> Exercise: How many lines in the records below contain the word "systému"? Give only the number.

-- Start Records for the task --

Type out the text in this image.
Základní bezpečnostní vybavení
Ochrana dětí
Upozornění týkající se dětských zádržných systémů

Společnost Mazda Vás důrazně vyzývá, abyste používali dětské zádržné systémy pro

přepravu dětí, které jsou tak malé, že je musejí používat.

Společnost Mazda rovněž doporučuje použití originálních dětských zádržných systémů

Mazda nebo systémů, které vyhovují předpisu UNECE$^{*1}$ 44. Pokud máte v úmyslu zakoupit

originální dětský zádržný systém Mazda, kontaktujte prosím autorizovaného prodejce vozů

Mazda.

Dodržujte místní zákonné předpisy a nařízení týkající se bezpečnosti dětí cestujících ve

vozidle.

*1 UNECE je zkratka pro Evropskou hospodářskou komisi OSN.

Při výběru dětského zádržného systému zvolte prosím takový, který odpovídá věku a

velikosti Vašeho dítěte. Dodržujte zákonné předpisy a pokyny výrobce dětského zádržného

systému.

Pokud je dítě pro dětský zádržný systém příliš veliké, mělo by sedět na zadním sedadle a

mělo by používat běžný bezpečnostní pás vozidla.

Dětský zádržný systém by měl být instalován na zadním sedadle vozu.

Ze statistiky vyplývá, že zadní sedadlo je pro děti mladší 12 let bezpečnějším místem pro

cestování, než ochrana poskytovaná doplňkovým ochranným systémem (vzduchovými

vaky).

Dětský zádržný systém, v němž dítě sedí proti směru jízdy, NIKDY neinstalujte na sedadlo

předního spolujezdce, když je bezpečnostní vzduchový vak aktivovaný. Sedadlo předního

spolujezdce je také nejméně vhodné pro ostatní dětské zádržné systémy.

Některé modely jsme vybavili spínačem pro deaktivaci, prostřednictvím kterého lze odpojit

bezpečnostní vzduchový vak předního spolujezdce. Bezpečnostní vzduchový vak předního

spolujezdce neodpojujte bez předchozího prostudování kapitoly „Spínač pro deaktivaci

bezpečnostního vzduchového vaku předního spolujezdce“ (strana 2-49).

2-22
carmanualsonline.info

-- End Records for the task --

> Solution for this task: 2